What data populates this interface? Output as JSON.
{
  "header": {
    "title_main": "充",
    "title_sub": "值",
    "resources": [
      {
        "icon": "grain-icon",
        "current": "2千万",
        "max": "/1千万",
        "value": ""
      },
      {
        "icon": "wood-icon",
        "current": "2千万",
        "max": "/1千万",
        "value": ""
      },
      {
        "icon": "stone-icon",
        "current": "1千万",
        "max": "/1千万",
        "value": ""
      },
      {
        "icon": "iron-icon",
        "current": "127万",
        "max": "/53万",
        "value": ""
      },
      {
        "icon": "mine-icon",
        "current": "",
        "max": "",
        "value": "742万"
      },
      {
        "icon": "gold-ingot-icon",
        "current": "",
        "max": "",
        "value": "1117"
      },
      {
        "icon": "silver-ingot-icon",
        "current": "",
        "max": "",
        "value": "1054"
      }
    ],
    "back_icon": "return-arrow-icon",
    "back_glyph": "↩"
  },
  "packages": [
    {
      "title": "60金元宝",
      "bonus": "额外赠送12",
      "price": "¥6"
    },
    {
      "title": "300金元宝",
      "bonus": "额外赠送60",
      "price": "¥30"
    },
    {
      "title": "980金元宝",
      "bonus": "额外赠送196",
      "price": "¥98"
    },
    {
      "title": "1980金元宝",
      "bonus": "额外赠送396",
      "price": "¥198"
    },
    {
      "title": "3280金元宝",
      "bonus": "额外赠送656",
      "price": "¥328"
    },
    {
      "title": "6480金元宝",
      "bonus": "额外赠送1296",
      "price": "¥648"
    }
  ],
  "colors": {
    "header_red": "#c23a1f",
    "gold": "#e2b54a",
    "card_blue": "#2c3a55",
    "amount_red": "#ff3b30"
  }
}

**********

## Exercise description
Show every line from the listing above in which the string "icon" appears.

## Solution to this task
        "icon": "grain-icon",
        "icon": "wood-icon",
        "icon": "stone-icon",
        "icon": "iron-icon",
        "icon": "mine-icon",
        "icon": "gold-ingot-icon",
        "icon": "silver-ingot-icon",
    "back_icon": "return-arrow-icon",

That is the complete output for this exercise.